(Dataset listings of figures)

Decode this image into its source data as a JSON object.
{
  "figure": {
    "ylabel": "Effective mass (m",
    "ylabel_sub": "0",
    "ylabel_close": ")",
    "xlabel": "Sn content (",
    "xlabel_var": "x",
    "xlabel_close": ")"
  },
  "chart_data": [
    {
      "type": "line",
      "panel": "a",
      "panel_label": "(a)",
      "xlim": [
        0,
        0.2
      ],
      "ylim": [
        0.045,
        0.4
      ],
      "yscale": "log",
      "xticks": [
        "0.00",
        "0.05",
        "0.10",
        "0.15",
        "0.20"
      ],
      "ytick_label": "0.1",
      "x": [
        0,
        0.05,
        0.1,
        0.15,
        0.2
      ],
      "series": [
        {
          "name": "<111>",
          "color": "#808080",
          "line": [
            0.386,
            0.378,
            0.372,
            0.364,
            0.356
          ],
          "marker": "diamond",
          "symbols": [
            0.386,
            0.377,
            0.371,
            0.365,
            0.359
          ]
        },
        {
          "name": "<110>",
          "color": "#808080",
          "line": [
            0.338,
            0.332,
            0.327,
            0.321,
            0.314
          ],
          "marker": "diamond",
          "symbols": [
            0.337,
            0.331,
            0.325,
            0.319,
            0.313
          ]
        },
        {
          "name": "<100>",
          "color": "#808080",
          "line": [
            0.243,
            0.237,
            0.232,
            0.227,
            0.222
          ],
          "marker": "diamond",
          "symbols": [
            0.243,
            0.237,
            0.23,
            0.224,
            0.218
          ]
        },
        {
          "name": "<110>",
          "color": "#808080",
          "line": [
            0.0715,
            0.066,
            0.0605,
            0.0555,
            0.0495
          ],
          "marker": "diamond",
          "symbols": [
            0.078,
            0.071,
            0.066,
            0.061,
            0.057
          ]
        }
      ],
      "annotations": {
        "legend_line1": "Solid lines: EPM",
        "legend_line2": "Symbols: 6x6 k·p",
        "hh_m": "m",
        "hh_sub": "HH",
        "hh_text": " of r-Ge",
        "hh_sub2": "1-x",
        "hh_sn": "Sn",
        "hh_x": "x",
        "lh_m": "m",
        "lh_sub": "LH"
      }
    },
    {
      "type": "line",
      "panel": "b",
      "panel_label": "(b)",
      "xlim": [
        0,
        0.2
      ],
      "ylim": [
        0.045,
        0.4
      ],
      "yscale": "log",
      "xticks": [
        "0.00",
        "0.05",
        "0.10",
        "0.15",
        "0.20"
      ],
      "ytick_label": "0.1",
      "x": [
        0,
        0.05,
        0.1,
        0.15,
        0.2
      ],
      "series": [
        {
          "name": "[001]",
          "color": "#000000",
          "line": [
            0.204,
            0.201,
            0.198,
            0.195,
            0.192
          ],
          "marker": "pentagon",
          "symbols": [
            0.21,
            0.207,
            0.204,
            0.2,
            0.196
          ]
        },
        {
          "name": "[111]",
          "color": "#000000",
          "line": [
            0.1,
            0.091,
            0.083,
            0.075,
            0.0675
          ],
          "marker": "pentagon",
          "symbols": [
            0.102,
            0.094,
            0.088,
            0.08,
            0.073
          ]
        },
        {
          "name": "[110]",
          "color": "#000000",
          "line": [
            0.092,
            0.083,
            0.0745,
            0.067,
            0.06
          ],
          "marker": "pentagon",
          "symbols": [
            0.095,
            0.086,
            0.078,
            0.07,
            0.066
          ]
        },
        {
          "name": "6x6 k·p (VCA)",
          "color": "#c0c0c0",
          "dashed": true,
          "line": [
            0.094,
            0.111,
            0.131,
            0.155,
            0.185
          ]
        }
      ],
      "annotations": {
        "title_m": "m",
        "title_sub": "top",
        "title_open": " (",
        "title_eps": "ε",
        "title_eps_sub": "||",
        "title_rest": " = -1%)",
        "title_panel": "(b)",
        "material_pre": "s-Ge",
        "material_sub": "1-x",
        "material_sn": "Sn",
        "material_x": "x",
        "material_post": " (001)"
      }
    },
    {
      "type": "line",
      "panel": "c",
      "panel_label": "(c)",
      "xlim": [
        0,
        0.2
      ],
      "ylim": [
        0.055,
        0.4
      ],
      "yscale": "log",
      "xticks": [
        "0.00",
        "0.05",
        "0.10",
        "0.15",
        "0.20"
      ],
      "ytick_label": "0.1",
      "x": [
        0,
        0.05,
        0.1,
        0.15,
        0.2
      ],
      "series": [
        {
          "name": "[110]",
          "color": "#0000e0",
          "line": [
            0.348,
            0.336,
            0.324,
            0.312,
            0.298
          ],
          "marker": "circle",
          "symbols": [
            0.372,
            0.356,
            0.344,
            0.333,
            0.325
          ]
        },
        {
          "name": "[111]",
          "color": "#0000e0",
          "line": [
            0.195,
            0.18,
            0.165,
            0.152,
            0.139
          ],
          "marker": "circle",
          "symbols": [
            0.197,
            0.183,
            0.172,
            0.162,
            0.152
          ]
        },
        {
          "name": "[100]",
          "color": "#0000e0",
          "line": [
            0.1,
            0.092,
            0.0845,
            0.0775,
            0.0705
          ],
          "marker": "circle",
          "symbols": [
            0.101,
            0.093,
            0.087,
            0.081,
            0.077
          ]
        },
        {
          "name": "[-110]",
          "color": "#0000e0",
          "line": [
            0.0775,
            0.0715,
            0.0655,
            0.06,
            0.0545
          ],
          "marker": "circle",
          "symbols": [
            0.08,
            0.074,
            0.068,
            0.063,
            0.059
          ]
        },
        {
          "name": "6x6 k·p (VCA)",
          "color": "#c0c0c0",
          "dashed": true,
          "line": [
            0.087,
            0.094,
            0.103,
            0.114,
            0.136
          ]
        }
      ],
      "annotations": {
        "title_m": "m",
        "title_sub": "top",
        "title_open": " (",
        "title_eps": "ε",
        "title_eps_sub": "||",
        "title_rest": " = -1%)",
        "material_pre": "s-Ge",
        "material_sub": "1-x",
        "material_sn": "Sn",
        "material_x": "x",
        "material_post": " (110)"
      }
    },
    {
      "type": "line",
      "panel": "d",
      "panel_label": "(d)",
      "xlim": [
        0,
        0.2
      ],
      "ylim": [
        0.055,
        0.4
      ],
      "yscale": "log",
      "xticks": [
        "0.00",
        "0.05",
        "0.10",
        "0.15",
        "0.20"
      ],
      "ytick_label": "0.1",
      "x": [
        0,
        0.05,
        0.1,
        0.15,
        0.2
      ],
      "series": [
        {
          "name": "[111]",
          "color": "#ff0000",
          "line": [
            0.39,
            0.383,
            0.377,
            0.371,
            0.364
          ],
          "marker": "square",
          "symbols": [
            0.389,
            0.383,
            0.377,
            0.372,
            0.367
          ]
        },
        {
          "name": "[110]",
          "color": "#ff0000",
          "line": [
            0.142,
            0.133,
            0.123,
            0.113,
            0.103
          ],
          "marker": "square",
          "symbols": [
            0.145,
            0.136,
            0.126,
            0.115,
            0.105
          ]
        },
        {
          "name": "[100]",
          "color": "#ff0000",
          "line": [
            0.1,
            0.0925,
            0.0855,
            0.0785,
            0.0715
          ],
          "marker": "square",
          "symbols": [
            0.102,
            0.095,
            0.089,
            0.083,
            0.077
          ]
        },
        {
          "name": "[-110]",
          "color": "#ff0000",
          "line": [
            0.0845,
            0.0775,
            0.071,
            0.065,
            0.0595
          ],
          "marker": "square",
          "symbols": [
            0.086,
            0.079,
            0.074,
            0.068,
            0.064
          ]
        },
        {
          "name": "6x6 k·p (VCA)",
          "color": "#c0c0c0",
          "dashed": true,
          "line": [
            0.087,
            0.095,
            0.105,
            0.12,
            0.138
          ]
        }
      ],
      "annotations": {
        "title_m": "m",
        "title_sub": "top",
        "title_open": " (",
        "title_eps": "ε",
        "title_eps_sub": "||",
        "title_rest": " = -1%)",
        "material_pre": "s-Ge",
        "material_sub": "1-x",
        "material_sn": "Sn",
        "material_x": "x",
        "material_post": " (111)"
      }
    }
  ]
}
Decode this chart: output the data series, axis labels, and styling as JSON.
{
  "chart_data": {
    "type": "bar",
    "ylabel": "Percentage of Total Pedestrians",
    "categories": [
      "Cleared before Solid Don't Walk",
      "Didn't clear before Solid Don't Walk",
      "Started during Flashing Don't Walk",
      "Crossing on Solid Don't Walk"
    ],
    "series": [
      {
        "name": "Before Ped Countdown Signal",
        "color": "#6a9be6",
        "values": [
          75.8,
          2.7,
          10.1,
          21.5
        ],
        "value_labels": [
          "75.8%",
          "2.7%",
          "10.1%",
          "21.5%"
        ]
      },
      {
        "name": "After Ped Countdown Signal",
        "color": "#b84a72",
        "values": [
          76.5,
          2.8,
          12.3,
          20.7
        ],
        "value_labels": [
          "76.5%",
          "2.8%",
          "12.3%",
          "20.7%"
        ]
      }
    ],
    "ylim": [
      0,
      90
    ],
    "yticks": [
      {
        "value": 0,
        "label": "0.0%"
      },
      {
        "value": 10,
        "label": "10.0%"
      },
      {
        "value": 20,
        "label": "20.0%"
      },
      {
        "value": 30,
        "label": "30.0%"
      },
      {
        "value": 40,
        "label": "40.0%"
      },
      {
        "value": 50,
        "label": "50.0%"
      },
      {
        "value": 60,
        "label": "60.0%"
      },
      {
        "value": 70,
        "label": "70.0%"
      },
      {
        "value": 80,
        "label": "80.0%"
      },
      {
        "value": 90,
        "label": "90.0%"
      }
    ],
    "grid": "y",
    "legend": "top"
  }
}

Work to be completed:
Which lines above hold the word "Countdown"? Copy each of them.

Output for this task:
        "name": "Before Ped Countdown Signal",
        "name": "After Ped Countdown Signal",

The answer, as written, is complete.